GIVEN INSTRUCTION:
From the listing below, pull out the lines that hold "location".

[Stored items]

--- Begin ---

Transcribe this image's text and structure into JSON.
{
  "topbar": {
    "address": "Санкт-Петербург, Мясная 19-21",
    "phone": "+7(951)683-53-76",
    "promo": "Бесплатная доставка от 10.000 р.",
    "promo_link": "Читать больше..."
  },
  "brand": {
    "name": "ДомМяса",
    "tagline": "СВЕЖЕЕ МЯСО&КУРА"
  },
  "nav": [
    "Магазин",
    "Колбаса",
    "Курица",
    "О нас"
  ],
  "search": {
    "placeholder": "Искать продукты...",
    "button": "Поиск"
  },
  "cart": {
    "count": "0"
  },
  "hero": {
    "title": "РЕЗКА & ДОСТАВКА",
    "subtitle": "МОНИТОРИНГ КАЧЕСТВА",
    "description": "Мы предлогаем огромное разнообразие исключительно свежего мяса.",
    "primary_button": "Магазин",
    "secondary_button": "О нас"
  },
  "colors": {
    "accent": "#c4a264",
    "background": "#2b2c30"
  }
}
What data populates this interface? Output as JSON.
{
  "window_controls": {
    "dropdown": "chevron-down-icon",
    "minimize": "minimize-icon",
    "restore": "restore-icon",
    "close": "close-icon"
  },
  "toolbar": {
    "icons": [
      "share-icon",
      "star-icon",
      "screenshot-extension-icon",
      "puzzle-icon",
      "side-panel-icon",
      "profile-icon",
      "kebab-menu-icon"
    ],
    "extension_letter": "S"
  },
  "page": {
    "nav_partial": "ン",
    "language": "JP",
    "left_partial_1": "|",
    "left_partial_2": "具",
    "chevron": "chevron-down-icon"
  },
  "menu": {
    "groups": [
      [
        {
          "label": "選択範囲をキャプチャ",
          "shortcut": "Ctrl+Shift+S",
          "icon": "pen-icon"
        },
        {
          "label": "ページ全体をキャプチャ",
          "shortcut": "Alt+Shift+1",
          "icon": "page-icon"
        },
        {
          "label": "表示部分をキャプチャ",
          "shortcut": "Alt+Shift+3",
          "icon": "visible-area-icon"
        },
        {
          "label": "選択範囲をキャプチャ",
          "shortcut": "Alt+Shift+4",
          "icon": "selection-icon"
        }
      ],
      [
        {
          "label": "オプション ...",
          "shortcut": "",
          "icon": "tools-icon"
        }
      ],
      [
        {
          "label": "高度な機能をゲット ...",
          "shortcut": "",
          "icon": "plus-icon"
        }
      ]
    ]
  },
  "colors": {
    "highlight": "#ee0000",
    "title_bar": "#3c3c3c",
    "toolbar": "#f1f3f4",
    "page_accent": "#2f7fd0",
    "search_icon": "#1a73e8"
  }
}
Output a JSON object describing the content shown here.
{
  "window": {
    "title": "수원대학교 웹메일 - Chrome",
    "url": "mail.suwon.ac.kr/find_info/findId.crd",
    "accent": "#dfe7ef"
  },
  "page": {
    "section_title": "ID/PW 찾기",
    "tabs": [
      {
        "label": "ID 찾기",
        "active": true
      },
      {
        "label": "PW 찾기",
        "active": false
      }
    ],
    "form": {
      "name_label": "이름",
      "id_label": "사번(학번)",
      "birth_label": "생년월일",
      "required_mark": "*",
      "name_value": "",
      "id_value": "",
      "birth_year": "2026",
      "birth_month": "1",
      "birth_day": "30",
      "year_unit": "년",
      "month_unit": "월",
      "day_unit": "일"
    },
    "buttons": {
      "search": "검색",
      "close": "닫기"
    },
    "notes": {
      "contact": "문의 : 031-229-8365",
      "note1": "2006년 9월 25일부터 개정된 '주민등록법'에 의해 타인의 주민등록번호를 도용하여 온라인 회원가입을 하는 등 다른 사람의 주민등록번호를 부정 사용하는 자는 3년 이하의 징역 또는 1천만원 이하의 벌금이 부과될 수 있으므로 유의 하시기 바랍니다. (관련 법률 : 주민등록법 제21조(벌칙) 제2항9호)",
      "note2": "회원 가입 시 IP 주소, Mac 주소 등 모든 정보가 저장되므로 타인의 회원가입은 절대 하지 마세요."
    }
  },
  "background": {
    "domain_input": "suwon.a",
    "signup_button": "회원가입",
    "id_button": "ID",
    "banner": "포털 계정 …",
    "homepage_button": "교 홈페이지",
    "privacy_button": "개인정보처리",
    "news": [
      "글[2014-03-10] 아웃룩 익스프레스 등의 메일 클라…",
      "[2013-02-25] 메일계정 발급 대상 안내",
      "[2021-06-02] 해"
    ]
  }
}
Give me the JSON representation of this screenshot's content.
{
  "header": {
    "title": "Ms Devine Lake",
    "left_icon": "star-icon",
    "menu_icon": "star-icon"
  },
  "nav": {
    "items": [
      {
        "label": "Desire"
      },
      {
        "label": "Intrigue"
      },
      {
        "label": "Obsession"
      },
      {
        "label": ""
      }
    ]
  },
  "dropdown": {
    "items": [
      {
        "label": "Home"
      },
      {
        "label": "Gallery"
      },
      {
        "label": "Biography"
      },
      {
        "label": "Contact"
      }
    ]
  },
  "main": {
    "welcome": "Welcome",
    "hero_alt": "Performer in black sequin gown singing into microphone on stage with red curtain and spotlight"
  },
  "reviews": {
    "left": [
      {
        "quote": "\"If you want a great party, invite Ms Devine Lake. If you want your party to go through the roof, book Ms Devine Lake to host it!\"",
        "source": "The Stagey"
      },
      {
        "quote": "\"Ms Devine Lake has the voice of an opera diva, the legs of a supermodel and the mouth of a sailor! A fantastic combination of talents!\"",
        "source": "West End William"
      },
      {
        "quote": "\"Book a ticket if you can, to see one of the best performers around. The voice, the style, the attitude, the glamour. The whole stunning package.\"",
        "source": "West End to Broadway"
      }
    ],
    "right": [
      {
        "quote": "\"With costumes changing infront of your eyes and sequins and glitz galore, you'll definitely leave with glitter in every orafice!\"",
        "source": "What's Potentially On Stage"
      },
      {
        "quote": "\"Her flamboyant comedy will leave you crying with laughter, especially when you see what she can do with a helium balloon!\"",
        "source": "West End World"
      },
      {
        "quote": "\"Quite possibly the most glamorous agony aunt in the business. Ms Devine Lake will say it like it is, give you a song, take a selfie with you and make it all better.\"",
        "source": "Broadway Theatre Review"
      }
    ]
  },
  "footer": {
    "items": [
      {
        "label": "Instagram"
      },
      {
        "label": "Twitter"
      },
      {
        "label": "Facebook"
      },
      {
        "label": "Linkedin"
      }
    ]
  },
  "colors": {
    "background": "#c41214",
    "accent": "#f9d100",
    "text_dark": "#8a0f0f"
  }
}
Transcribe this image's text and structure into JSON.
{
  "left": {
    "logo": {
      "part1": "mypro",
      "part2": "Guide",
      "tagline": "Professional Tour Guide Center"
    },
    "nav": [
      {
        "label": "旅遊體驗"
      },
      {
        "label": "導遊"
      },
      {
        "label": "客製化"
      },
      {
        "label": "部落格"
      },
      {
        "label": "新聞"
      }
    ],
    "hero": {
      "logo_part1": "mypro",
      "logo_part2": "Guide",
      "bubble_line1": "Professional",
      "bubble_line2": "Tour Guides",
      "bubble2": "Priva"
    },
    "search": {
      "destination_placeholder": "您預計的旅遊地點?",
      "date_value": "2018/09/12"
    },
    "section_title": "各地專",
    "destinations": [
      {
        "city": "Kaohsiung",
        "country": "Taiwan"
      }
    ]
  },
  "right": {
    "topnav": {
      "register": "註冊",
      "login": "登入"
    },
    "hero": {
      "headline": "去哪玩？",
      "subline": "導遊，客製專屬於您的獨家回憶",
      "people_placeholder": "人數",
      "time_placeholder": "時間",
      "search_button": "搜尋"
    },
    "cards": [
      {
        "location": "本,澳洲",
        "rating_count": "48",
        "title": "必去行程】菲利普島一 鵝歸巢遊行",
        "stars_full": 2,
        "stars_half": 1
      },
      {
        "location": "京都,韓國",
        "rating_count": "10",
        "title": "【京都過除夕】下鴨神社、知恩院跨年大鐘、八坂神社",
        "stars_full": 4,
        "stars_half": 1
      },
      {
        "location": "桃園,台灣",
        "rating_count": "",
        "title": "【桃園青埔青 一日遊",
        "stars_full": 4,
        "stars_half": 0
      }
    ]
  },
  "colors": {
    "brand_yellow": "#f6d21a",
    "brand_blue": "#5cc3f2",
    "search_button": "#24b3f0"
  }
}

--- End ---

WORKED ANSWER:
        "location": "本,澳洲",
        "location": "京都,韓國",
        "location": "桃園,台灣",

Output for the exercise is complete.